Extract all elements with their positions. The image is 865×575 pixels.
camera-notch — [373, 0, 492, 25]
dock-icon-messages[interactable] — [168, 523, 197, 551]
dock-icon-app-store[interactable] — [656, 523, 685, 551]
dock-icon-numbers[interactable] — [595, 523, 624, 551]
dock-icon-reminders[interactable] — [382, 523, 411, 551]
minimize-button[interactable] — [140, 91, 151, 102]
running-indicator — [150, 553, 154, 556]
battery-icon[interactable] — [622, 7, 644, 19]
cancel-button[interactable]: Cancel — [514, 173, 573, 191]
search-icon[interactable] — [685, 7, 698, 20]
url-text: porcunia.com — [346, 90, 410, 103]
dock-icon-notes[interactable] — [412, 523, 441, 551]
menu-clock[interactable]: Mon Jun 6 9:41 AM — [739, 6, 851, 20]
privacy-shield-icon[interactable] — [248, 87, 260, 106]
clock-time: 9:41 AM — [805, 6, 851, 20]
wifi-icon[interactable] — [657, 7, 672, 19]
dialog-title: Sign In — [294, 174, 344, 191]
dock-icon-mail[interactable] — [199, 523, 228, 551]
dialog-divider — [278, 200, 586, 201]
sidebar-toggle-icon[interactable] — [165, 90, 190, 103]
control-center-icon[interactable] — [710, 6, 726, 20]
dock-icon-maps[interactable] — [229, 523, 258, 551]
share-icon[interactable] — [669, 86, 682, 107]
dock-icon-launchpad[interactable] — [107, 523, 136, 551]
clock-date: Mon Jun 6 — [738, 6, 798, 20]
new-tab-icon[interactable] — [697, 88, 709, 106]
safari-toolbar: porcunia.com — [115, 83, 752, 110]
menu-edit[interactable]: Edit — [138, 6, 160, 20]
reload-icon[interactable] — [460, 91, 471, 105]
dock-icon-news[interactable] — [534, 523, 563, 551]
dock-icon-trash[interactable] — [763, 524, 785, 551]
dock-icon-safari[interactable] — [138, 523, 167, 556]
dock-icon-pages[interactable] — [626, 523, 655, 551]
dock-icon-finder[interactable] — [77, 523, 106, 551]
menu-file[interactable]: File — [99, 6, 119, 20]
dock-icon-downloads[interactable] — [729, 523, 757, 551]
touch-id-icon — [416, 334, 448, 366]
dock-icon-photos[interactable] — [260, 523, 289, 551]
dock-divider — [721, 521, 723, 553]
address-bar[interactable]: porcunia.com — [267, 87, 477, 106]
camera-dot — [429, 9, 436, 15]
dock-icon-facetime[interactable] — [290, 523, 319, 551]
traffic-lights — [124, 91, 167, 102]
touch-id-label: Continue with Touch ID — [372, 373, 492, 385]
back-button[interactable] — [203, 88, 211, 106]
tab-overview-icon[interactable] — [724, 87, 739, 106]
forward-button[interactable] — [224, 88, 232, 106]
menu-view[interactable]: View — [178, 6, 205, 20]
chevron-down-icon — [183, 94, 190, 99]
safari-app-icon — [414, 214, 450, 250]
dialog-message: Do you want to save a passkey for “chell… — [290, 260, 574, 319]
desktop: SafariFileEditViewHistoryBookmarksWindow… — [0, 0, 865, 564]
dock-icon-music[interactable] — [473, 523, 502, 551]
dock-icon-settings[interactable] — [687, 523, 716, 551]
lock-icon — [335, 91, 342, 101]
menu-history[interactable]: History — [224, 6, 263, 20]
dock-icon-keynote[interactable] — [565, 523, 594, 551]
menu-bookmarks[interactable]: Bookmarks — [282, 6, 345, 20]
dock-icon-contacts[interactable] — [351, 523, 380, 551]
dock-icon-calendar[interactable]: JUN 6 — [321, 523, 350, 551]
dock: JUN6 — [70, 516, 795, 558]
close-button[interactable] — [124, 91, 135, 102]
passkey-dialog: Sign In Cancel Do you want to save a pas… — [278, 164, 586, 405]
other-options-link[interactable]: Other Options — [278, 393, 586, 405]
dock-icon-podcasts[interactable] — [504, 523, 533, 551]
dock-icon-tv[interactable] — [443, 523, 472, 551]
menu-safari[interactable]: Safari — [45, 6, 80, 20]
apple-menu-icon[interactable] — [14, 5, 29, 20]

EXERCISE REQUIREMENTS:
Reproduce every line of the records above verbatim, keeping the original order.

EXERCISE RESULT:
Extract all elements with their positions. The image is 865×575 pixels.
camera-notch — [373, 0, 492, 25]
dock-icon-messages[interactable] — [168, 523, 197, 551]
dock-icon-app-store[interactable] — [656, 523, 685, 551]
dock-icon-numbers[interactable] — [595, 523, 624, 551]
dock-icon-reminders[interactable] — [382, 523, 411, 551]
minimize-button[interactable] — [140, 91, 151, 102]
running-indicator — [150, 553, 154, 556]
battery-icon[interactable] — [622, 7, 644, 19]
cancel-button[interactable]: Cancel — [514, 173, 573, 191]
search-icon[interactable] — [685, 7, 698, 20]
url-text: porcunia.com — [346, 90, 410, 103]
dock-icon-notes[interactable] — [412, 523, 441, 551]
menu-clock[interactable]: Mon Jun 6 9:41 AM — [739, 6, 851, 20]
privacy-shield-icon[interactable] — [248, 87, 260, 106]
clock-time: 9:41 AM — [805, 6, 851, 20]
wifi-icon[interactable] — [657, 7, 672, 19]
dialog-title: Sign In — [294, 174, 344, 191]
dock-icon-mail[interactable] — [199, 523, 228, 551]
dialog-divider — [278, 200, 586, 201]
sidebar-toggle-icon[interactable] — [165, 90, 190, 103]
control-center-icon[interactable] — [710, 6, 726, 20]
dock-icon-maps[interactable] — [229, 523, 258, 551]
share-icon[interactable] — [669, 86, 682, 107]
dock-icon-launchpad[interactable] — [107, 523, 136, 551]
clock-date: Mon Jun 6 — [738, 6, 798, 20]
new-tab-icon[interactable] — [697, 88, 709, 106]
safari-toolbar: porcunia.com — [115, 83, 752, 110]
menu-edit[interactable]: Edit — [138, 6, 160, 20]
reload-icon[interactable] — [460, 91, 471, 105]
dock-icon-news[interactable] — [534, 523, 563, 551]
dock-icon-trash[interactable] — [763, 524, 785, 551]
dock-icon-safari[interactable] — [138, 523, 167, 556]
dock-icon-pages[interactable] — [626, 523, 655, 551]
dock-icon-finder[interactable] — [77, 523, 106, 551]
menu-file[interactable]: File — [99, 6, 119, 20]
dock-icon-downloads[interactable] — [729, 523, 757, 551]
touch-id-icon — [416, 334, 448, 366]
dock-icon-photos[interactable] — [260, 523, 289, 551]
dock-divider — [721, 521, 723, 553]
address-bar[interactable]: porcunia.com — [267, 87, 477, 106]
camera-dot — [429, 9, 436, 15]
dock-icon-facetime[interactable] — [290, 523, 319, 551]
traffic-lights — [124, 91, 167, 102]
touch-id-label: Continue with Touch ID — [372, 373, 492, 385]
back-button[interactable] — [203, 88, 211, 106]
tab-overview-icon[interactable] — [724, 87, 739, 106]
forward-button[interactable] — [224, 88, 232, 106]
menu-view[interactable]: View — [178, 6, 205, 20]
chevron-down-icon — [183, 94, 190, 99]
safari-app-icon — [414, 214, 450, 250]
dialog-message: Do you want to save a passkey for “chell… — [290, 260, 574, 319]
desktop: SafariFileEditViewHistoryBookmarksWindow… — [0, 0, 865, 564]
dock-icon-music[interactable] — [473, 523, 502, 551]
dock-icon-settings[interactable] — [687, 523, 716, 551]
lock-icon — [335, 91, 342, 101]
menu-history[interactable]: History — [224, 6, 263, 20]
dock-icon-keynote[interactable] — [565, 523, 594, 551]
menu-bookmarks[interactable]: Bookmarks — [282, 6, 345, 20]
dock-icon-contacts[interactable] — [351, 523, 380, 551]
dock-icon-calendar[interactable]: JUN 6 — [321, 523, 350, 551]
dock: JUN6 — [70, 516, 795, 558]
close-button[interactable] — [124, 91, 135, 102]
passkey-dialog: Sign In Cancel Do you want to save a pas… — [278, 164, 586, 405]
other-options-link[interactable]: Other Options — [278, 393, 586, 405]
dock-icon-podcasts[interactable] — [504, 523, 533, 551]
dock-icon-tv[interactable] — [443, 523, 472, 551]
menu-safari[interactable]: Safari — [45, 6, 80, 20]
apple-menu-icon[interactable] — [14, 5, 29, 20]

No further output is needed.